• The request: Copy every line of the data below word for word, keeping each one as it appears.

(Layout records)
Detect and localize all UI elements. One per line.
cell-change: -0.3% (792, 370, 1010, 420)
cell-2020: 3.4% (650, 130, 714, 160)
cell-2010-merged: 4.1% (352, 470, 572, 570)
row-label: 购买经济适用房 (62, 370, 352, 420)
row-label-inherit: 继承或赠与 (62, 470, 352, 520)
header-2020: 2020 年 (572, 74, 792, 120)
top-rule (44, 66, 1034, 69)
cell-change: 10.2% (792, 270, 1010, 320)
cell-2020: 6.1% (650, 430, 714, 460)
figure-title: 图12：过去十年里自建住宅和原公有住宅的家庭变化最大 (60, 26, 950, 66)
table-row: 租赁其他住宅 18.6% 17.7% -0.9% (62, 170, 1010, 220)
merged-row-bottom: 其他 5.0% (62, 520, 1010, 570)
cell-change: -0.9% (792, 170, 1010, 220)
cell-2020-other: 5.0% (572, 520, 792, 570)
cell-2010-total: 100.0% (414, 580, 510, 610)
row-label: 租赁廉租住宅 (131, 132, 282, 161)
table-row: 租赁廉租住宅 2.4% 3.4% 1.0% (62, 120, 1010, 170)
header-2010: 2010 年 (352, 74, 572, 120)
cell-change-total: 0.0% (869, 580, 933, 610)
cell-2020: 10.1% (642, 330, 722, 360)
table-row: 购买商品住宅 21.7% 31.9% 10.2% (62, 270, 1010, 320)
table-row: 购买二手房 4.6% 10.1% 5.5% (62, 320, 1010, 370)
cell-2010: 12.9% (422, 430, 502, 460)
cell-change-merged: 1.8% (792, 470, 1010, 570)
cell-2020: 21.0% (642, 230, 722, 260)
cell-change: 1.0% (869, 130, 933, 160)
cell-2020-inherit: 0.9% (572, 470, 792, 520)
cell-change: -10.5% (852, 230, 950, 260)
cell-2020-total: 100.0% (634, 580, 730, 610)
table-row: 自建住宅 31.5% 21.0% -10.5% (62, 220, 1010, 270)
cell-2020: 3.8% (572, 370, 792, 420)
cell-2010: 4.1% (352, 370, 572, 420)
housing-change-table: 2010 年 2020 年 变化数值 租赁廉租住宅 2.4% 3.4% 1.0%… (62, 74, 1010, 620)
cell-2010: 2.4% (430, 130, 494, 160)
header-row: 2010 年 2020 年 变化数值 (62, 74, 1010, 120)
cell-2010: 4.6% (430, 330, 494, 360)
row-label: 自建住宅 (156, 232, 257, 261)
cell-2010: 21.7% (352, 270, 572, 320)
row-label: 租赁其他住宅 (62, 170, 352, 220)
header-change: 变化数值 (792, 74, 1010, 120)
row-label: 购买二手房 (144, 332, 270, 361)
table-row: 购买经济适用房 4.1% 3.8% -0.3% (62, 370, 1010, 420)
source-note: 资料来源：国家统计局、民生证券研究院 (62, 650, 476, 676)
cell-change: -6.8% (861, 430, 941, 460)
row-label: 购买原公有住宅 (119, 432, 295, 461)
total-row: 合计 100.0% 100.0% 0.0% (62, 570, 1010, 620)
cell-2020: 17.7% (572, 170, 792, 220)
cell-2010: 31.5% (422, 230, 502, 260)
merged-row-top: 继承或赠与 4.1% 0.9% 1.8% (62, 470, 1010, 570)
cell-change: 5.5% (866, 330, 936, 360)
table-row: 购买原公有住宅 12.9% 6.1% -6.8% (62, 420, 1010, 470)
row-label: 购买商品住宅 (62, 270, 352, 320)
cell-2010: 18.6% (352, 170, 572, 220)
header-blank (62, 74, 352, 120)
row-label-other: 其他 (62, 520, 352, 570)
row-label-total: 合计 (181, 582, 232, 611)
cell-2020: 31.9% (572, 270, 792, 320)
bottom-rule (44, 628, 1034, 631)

• Exercise output:
Detect and localize all UI elements. One per line.
cell-change: -0.3% (792, 370, 1010, 420)
cell-2020: 3.4% (650, 130, 714, 160)
cell-2010-merged: 4.1% (352, 470, 572, 570)
row-label: 购买经济适用房 (62, 370, 352, 420)
row-label-inherit: 继承或赠与 (62, 470, 352, 520)
header-2020: 2020 年 (572, 74, 792, 120)
top-rule (44, 66, 1034, 69)
cell-change: 10.2% (792, 270, 1010, 320)
cell-2020: 6.1% (650, 430, 714, 460)
figure-title: 图12：过去十年里自建住宅和原公有住宅的家庭变化最大 (60, 26, 950, 66)
table-row: 租赁其他住宅 18.6% 17.7% -0.9% (62, 170, 1010, 220)
merged-row-bottom: 其他 5.0% (62, 520, 1010, 570)
cell-change: -0.9% (792, 170, 1010, 220)
cell-2020-other: 5.0% (572, 520, 792, 570)
cell-2010-total: 100.0% (414, 580, 510, 610)
row-label: 租赁廉租住宅 (131, 132, 282, 161)
table-row: 租赁廉租住宅 2.4% 3.4% 1.0% (62, 120, 1010, 170)
header-2010: 2010 年 (352, 74, 572, 120)
cell-change-total: 0.0% (869, 580, 933, 610)
cell-2020: 10.1% (642, 330, 722, 360)
table-row: 购买商品住宅 21.7% 31.9% 10.2% (62, 270, 1010, 320)
table-row: 购买二手房 4.6% 10.1% 5.5% (62, 320, 1010, 370)
cell-2010: 12.9% (422, 430, 502, 460)
cell-change-merged: 1.8% (792, 470, 1010, 570)
cell-2020: 21.0% (642, 230, 722, 260)
cell-change: 1.0% (869, 130, 933, 160)
cell-2020-inherit: 0.9% (572, 470, 792, 520)
cell-change: -10.5% (852, 230, 950, 260)
cell-2020-total: 100.0% (634, 580, 730, 610)
table-row: 自建住宅 31.5% 21.0% -10.5% (62, 220, 1010, 270)
cell-2020: 3.8% (572, 370, 792, 420)
cell-2010: 4.1% (352, 370, 572, 420)
housing-change-table: 2010 年 2020 年 变化数值 租赁廉租住宅 2.4% 3.4% 1.0%… (62, 74, 1010, 620)
cell-2010: 2.4% (430, 130, 494, 160)
header-row: 2010 年 2020 年 变化数值 (62, 74, 1010, 120)
cell-2010: 4.6% (430, 330, 494, 360)
row-label: 自建住宅 (156, 232, 257, 261)
cell-2010: 21.7% (352, 270, 572, 320)
row-label: 租赁其他住宅 (62, 170, 352, 220)
header-change: 变化数值 (792, 74, 1010, 120)
row-label: 购买二手房 (144, 332, 270, 361)
table-row: 购买经济适用房 4.1% 3.8% -0.3% (62, 370, 1010, 420)
source-note: 资料来源：国家统计局、民生证券研究院 (62, 650, 476, 676)
cell-change: -6.8% (861, 430, 941, 460)
row-label: 购买原公有住宅 (119, 432, 295, 461)
total-row: 合计 100.0% 100.0% 0.0% (62, 570, 1010, 620)
cell-2020: 17.7% (572, 170, 792, 220)
cell-2010: 31.5% (422, 230, 502, 260)
merged-row-top: 继承或赠与 4.1% 0.9% 1.8% (62, 470, 1010, 570)
cell-change: 5.5% (866, 330, 936, 360)
table-row: 购买原公有住宅 12.9% 6.1% -6.8% (62, 420, 1010, 470)
row-label: 购买商品住宅 (62, 270, 352, 320)
cell-2010: 18.6% (352, 170, 572, 220)
header-blank (62, 74, 352, 120)
row-label-other: 其他 (62, 520, 352, 570)
row-label-total: 合计 (181, 582, 232, 611)
cell-2020: 31.9% (572, 270, 792, 320)
bottom-rule (44, 628, 1034, 631)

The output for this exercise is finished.